DO THIS
Would you write out the entries below, every one of them, exactly?

GIVEN ENTRIES

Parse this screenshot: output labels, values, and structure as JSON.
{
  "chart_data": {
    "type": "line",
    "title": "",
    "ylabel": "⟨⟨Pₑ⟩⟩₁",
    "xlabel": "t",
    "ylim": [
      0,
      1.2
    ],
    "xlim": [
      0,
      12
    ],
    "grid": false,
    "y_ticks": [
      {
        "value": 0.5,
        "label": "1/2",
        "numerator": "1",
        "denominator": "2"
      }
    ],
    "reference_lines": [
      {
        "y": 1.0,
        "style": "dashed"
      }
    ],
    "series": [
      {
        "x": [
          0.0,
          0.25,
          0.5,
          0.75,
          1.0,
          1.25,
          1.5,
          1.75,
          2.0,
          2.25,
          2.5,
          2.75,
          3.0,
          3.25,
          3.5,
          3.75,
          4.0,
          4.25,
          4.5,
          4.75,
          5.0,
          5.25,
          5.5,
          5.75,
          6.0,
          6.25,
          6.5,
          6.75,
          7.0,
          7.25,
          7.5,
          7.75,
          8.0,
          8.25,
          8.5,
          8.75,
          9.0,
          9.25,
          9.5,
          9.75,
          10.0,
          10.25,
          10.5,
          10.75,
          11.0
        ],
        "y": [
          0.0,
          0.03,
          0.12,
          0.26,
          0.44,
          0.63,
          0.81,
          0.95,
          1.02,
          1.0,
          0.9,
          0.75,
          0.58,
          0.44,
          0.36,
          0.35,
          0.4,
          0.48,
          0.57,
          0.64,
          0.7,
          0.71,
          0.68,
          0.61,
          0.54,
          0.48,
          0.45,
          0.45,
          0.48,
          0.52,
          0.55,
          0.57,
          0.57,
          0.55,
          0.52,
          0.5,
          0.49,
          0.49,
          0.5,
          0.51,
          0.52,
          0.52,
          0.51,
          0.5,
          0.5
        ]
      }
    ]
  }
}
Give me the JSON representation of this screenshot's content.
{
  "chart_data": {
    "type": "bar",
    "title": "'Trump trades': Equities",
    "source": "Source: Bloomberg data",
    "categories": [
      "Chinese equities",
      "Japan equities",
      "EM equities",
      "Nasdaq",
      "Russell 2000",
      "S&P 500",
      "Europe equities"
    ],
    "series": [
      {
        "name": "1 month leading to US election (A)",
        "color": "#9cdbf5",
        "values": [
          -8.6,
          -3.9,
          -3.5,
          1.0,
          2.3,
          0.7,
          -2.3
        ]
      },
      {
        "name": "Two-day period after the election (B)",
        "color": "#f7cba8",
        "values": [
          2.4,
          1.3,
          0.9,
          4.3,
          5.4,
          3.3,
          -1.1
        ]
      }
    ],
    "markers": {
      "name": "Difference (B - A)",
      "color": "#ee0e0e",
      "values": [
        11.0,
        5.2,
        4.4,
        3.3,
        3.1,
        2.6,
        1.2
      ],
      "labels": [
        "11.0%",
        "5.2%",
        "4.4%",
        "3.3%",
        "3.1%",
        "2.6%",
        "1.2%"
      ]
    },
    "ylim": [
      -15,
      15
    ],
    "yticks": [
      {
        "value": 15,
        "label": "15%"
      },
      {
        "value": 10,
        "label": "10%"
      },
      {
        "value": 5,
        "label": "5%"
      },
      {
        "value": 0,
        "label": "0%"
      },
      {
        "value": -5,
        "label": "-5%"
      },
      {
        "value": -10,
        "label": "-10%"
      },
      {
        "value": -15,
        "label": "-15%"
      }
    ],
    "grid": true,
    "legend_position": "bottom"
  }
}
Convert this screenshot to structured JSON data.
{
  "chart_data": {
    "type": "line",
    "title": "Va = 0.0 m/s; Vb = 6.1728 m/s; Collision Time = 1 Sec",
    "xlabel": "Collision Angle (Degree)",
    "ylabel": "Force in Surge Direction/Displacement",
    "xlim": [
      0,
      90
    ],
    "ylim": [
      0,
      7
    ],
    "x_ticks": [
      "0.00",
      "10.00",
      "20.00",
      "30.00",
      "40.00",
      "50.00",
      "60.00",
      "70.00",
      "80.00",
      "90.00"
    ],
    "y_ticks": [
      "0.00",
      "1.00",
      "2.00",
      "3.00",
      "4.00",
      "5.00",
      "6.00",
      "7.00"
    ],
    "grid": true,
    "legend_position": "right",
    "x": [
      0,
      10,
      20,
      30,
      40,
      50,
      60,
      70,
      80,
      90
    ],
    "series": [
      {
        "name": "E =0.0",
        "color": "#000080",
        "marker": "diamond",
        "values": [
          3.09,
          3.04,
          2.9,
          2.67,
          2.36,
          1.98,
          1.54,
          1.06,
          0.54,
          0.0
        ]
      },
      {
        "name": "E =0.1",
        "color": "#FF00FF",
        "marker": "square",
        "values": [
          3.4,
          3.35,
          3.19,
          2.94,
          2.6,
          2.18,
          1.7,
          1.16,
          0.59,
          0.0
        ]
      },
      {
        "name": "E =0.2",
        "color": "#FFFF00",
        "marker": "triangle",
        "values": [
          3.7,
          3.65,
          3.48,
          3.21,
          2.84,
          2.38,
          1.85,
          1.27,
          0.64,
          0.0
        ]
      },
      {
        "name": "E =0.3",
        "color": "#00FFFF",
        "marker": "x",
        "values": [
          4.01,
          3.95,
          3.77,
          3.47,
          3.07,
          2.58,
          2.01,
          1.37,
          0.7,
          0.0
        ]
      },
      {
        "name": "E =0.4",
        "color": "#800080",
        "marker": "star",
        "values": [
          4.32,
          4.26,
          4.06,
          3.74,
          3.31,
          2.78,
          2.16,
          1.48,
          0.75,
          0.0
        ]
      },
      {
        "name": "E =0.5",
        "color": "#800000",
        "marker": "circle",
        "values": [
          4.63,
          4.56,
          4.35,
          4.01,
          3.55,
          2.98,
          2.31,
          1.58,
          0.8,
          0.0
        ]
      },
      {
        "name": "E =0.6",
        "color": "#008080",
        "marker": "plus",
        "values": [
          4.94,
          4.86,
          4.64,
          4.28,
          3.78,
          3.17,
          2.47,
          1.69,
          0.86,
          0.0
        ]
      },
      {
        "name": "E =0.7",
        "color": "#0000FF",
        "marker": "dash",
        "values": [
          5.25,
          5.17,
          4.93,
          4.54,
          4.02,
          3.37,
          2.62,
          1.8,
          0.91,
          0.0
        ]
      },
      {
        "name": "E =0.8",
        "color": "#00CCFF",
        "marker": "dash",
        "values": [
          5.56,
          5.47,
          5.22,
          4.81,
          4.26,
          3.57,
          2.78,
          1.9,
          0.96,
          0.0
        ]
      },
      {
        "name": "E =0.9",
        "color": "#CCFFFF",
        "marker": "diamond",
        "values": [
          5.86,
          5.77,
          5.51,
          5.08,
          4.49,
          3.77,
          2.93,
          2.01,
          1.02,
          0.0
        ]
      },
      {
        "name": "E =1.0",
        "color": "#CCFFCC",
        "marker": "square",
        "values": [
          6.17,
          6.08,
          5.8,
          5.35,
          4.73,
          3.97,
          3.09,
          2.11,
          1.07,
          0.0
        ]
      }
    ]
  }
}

EXERCISE ANSWER
Parse this screenshot: output labels, values, and structure as JSON.
{
  "chart_data": {
    "type": "line",
    "title": "",
    "ylabel": "⟨⟨Pₑ⟩⟩₁",
    "xlabel": "t",
    "ylim": [
      0,
      1.2
    ],
    "xlim": [
      0,
      12
    ],
    "grid": false,
    "y_ticks": [
      {
        "value": 0.5,
        "label": "1/2",
        "numerator": "1",
        "denominator": "2"
      }
    ],
    "reference_lines": [
      {
        "y": 1.0,
        "style": "dashed"
      }
    ],
    "series": [
      {
        "x": [
          0.0,
          0.25,
          0.5,
          0.75,
          1.0,
          1.25,
          1.5,
          1.75,
          2.0,
          2.25,
          2.5,
          2.75,
          3.0,
          3.25,
          3.5,
          3.75,
          4.0,
          4.25,
          4.5,
          4.75,
          5.0,
          5.25,
          5.5,
          5.75,
          6.0,
          6.25,
          6.5,
          6.75,
          7.0,
          7.25,
          7.5,
          7.75,
          8.0,
          8.25,
          8.5,
          8.75,
          9.0,
          9.25,
          9.5,
          9.75,
          10.0,
          10.25,
          10.5,
          10.75,
          11.0
        ],
        "y": [
          0.0,
          0.03,
          0.12,
          0.26,
          0.44,
          0.63,
          0.81,
          0.95,
          1.02,
          1.0,
          0.9,
          0.75,
          0.58,
          0.44,
          0.36,
          0.35,
          0.4,
          0.48,
          0.57,
          0.64,
          0.7,
          0.71,
          0.68,
          0.61,
          0.54,
          0.48,
          0.45,
          0.45,
          0.48,
          0.52,
          0.55,
          0.57,
          0.57,
          0.55,
          0.52,
          0.5,
          0.49,
          0.49,
          0.5,
          0.51,
          0.52,
          0.52,
          0.51,
          0.5,
          0.5
        ]
      }
    ]
  }
}
Give me the JSON representation of this screenshot's content.
{
  "chart_data": {
    "type": "bar",
    "title": "'Trump trades': Equities",
    "source": "Source: Bloomberg data",
    "categories": [
      "Chinese equities",
      "Japan equities",
      "EM equities",
      "Nasdaq",
      "Russell 2000",
      "S&P 500",
      "Europe equities"
    ],
    "series": [
      {
        "name": "1 month leading to US election (A)",
        "color": "#9cdbf5",
        "values": [
          -8.6,
          -3.9,
          -3.5,
          1.0,
          2.3,
          0.7,
          -2.3
        ]
      },
      {
        "name": "Two-day period after the election (B)",
        "color": "#f7cba8",
        "values": [
          2.4,
          1.3,
          0.9,
          4.3,
          5.4,
          3.3,
          -1.1
        ]
      }
    ],
    "markers": {
      "name": "Difference (B - A)",
      "color": "#ee0e0e",
      "values": [
        11.0,
        5.2,
        4.4,
        3.3,
        3.1,
        2.6,
        1.2
      ],
      "labels": [
        "11.0%",
        "5.2%",
        "4.4%",
        "3.3%",
        "3.1%",
        "2.6%",
        "1.2%"
      ]
    },
    "ylim": [
      -15,
      15
    ],
    "yticks": [
      {
        "value": 15,
        "label": "15%"
      },
      {
        "value": 10,
        "label": "10%"
      },
      {
        "value": 5,
        "label": "5%"
      },
      {
        "value": 0,
        "label": "0%"
      },
      {
        "value": -5,
        "label": "-5%"
      },
      {
        "value": -10,
        "label": "-10%"
      },
      {
        "value": -15,
        "label": "-15%"
      }
    ],
    "grid": true,
    "legend_position": "bottom"
  }
}
Convert this screenshot to structured JSON data.
{
  "chart_data": {
    "type": "line",
    "title": "Va = 0.0 m/s; Vb = 6.1728 m/s; Collision Time = 1 Sec",
    "xlabel": "Collision Angle (Degree)",
    "ylabel": "Force in Surge Direction/Displacement",
    "xlim": [
      0,
      90
    ],
    "ylim": [
      0,
      7
    ],
    "x_ticks": [
      "0.00",
      "10.00",
      "20.00",
      "30.00",
      "40.00",
      "50.00",
      "60.00",
      "70.00",
      "80.00",
      "90.00"
    ],
    "y_ticks": [
      "0.00",
      "1.00",
      "2.00",
      "3.00",
      "4.00",
      "5.00",
      "6.00",
      "7.00"
    ],
    "grid": true,
    "legend_position": "right",
    "x": [
      0,
      10,
      20,
      30,
      40,
      50,
      60,
      70,
      80,
      90
    ],
    "series": [
      {
        "name": "E =0.0",
        "color": "#000080",
        "marker": "diamond",
        "values": [
          3.09,
          3.04,
          2.9,
          2.67,
          2.36,
          1.98,
          1.54,
          1.06,
          0.54,
          0.0
        ]
      },
      {
        "name": "E =0.1",
        "color": "#FF00FF",
        "marker": "square",
        "values": [
          3.4,
          3.35,
          3.19,
          2.94,
          2.6,
          2.18,
          1.7,
          1.16,
          0.59,
          0.0
        ]
      },
      {
        "name": "E =0.2",
        "color": "#FFFF00",
        "marker": "triangle",
        "values": [
          3.7,
          3.65,
          3.48,
          3.21,
          2.84,
          2.38,
          1.85,
          1.27,
          0.64,
          0.0
        ]
      },
      {
        "name": "E =0.3",
        "color": "#00FFFF",
        "marker": "x",
        "values": [
          4.01,
          3.95,
          3.77,
          3.47,
          3.07,
          2.58,
          2.01,
          1.37,
          0.7,
          0.0
        ]
      },
      {
        "name": "E =0.4",
        "color": "#800080",
        "marker": "star",
        "values": [
          4.32,
          4.26,
          4.06,
          3.74,
          3.31,
          2.78,
          2.16,
          1.48,
          0.75,
          0.0
        ]
      },
      {
        "name": "E =0.5",
        "color": "#800000",
        "marker": "circle",
        "values": [
          4.63,
          4.56,
          4.35,
          4.01,
          3.55,
          2.98,
          2.31,
          1.58,
          0.8,
          0.0
        ]
      },
      {
        "name": "E =0.6",
        "color": "#008080",
        "marker": "plus",
        "values": [
          4.94,
          4.86,
          4.64,
          4.28,
          3.78,
          3.17,
          2.47,
          1.69,
          0.86,
          0.0
        ]
      },
      {
        "name": "E =0.7",
        "color": "#0000FF",
        "marker": "dash",
        "values": [
          5.25,
          5.17,
          4.93,
          4.54,
          4.02,
          3.37,
          2.62,
          1.8,
          0.91,
          0.0
        ]
      },
      {
        "name": "E =0.8",
        "color": "#00CCFF",
        "marker": "dash",
        "values": [
          5.56,
          5.47,
          5.22,
          4.81,
          4.26,
          3.57,
          2.78,
          1.9,
          0.96,
          0.0
        ]
      },
      {
        "name": "E =0.9",
        "color": "#CCFFFF",
        "marker": "diamond",
        "values": [
          5.86,
          5.77,
          5.51,
          5.08,
          4.49,
          3.77,
          2.93,
          2.01,
          1.02,
          0.0
        ]
      },
      {
        "name": "E =1.0",
        "color": "#CCFFCC",
        "marker": "square",
        "values": [
          6.17,
          6.08,
          5.8,
          5.35,
          4.73,
          3.97,
          3.09,
          2.11,
          1.07,
          0.0
        ]
      }
    ]
  }
}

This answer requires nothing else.